__Written request__:
Each line below that contains "title" counts once; report the total and nothing more.

__Input for this task__:
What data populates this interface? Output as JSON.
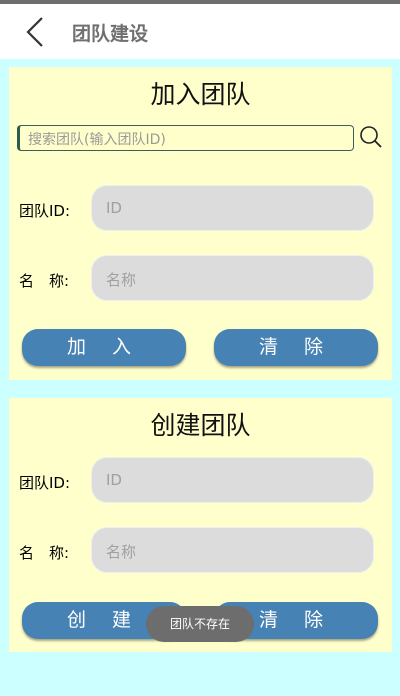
{
  "header": {
    "title": "团队建设"
  },
  "join": {
    "title": "加入团队",
    "search_placeholder": "搜索团队(输入团队ID)",
    "id_label": "团队ID:",
    "id_placeholder": "ID",
    "name_label": "名　称:",
    "name_placeholder": "名称",
    "join_button": "加 入",
    "clear_button": "清 除"
  },
  "create": {
    "title": "创建团队",
    "id_label": "团队ID:",
    "id_placeholder": "ID",
    "name_label": "名　称:",
    "name_placeholder": "名称",
    "create_button": "创 建",
    "clear_button": "清 除"
  },
  "toast": "团队不存在",
  "colors": {
    "background": "#ccffff",
    "card": "#ffffcc",
    "button": "#4682b4",
    "field": "#dcdcdc"
  }
}
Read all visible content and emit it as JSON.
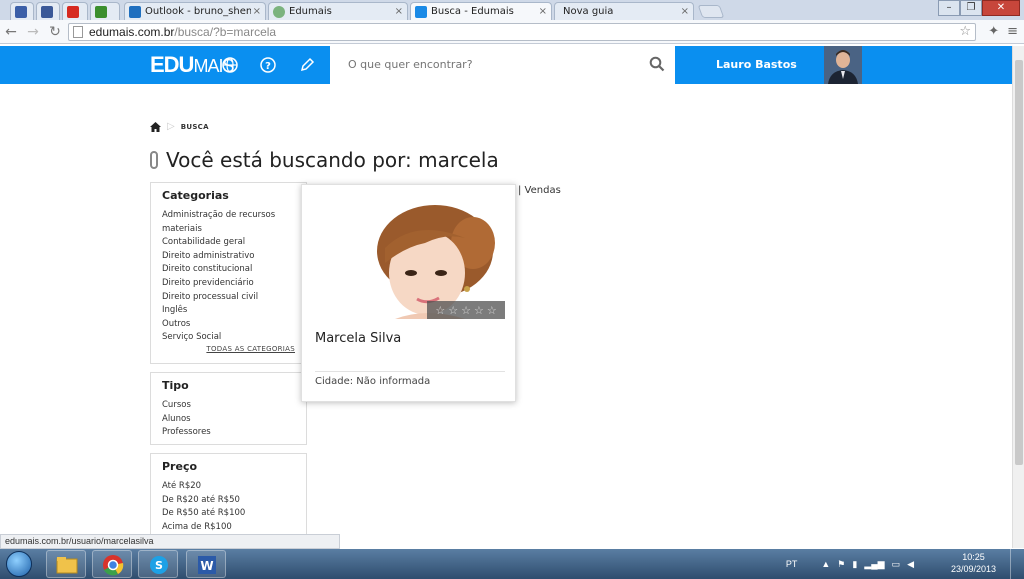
{
  "browser": {
    "tabs": [
      {
        "label": "",
        "favicon_color": "#3b5fa8"
      },
      {
        "label": "",
        "favicon_color": "#3b5998"
      },
      {
        "label": "",
        "favicon_color": "#d62a21"
      },
      {
        "label": "",
        "favicon_color": "#3b8f2e"
      },
      {
        "label": "Outlook - bruno_shenn@",
        "favicon_color": "#1f6fbf"
      },
      {
        "label": "Edumais",
        "favicon_color": "#7bb37e"
      },
      {
        "label": "Busca - Edumais",
        "favicon_color": "#1a8ae6"
      },
      {
        "label": "Nova guia",
        "favicon_color": ""
      }
    ],
    "url_host": "edumais.com.br",
    "url_path": "/busca/?b=marcela",
    "status_url": "edumais.com.br/usuario/marcelasilva"
  },
  "header": {
    "logo_main": "EDU",
    "logo_sub": "MAIS",
    "search_placeholder": "O que quer encontrar?",
    "user_name": "Lauro Bastos"
  },
  "breadcrumb": {
    "current": "BUSCA"
  },
  "page": {
    "title": "Você está buscando por: marcela"
  },
  "sidebar": {
    "categories": {
      "title": "Categorias",
      "items": [
        "Administração de recursos materiais",
        "Contabilidade geral",
        "Direito administrativo",
        "Direito constitucional",
        "Direito previdenciário",
        "Direito processual civil",
        "Inglês",
        "Outros",
        "Serviço Social"
      ],
      "all_label": "TODAS AS CATEGORIAS"
    },
    "type": {
      "title": "Tipo",
      "items": [
        "Cursos",
        "Alunos",
        "Professores"
      ]
    },
    "price": {
      "title": "Preço",
      "items": [
        "Até R$20",
        "De R$20 até R$50",
        "De R$50 até R$100",
        "Acima de R$100"
      ]
    }
  },
  "sort_bar": {
    "visible_fragment": "| Vendas"
  },
  "result_card": {
    "name": "Marcela Silva",
    "city": "Cidade: Não informada",
    "rating": 0,
    "rating_max": 5
  },
  "taskbar": {
    "language": "PT",
    "time": "10:25",
    "date": "23/09/2013"
  }
}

__Response to this exercise__:
7